> _SET PROBLEM_: Each entry should be quoted word for word, including every mark of punctuation.

BEGIN INPUT MATERIAL

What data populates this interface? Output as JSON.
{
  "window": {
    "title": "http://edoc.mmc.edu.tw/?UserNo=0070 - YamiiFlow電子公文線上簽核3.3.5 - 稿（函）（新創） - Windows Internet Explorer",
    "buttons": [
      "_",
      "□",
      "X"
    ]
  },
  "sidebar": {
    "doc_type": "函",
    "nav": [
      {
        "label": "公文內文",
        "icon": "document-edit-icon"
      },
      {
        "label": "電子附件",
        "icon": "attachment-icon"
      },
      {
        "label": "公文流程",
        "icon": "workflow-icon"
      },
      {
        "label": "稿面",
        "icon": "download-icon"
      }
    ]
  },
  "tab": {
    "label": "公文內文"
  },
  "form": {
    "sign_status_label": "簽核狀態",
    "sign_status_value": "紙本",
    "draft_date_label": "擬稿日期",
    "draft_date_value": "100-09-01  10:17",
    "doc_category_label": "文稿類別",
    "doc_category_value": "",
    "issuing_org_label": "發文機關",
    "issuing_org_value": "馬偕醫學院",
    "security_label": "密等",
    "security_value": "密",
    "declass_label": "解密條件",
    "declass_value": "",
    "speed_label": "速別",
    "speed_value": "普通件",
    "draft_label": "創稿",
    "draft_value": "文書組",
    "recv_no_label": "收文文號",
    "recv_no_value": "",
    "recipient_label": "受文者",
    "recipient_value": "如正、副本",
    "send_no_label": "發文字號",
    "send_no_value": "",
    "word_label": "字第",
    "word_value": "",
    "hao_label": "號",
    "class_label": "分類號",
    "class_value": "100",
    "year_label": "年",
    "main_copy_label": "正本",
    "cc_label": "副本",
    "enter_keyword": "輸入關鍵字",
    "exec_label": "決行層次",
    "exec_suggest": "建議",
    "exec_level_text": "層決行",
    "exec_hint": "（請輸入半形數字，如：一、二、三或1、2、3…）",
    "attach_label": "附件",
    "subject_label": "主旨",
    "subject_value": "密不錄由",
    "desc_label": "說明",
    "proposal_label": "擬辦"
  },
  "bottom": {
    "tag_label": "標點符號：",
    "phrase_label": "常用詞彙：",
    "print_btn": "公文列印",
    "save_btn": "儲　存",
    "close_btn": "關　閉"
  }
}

END INPUT MATERIAL

> _EXERCISE OUTPUT_:
What data populates this interface? Output as JSON.
{
  "window": {
    "title": "http://edoc.mmc.edu.tw/?UserNo=0070 - YamiiFlow電子公文線上簽核3.3.5 - 稿（函）（新創） - Windows Internet Explorer",
    "buttons": [
      "_",
      "□",
      "X"
    ]
  },
  "sidebar": {
    "doc_type": "函",
    "nav": [
      {
        "label": "公文內文",
        "icon": "document-edit-icon"
      },
      {
        "label": "電子附件",
        "icon": "attachment-icon"
      },
      {
        "label": "公文流程",
        "icon": "workflow-icon"
      },
      {
        "label": "稿面",
        "icon": "download-icon"
      }
    ]
  },
  "tab": {
    "label": "公文內文"
  },
  "form": {
    "sign_status_label": "簽核狀態",
    "sign_status_value": "紙本",
    "draft_date_label": "擬稿日期",
    "draft_date_value": "100-09-01  10:17",
    "doc_category_label": "文稿類別",
    "doc_category_value": "",
    "issuing_org_label": "發文機關",
    "issuing_org_value": "馬偕醫學院",
    "security_label": "密等",
    "security_value": "密",
    "declass_label": "解密條件",
    "declass_value": "",
    "speed_label": "速別",
    "speed_value": "普通件",
    "draft_label": "創稿",
    "draft_value": "文書組",
    "recv_no_label": "收文文號",
    "recv_no_value": "",
    "recipient_label": "受文者",
    "recipient_value": "如正、副本",
    "send_no_label": "發文字號",
    "send_no_value": "",
    "word_label": "字第",
    "word_value": "",
    "hao_label": "號",
    "class_label": "分類號",
    "class_value": "100",
    "year_label": "年",
    "main_copy_label": "正本",
    "cc_label": "副本",
    "enter_keyword": "輸入關鍵字",
    "exec_label": "決行層次",
    "exec_suggest": "建議",
    "exec_level_text": "層決行",
    "exec_hint": "（請輸入半形數字，如：一、二、三或1、2、3…）",
    "attach_label": "附件",
    "subject_label": "主旨",
    "subject_value": "密不錄由",
    "desc_label": "說明",
    "proposal_label": "擬辦"
  },
  "bottom": {
    "tag_label": "標點符號：",
    "phrase_label": "常用詞彙：",
    "print_btn": "公文列印",
    "save_btn": "儲　存",
    "close_btn": "關　閉"
  }
}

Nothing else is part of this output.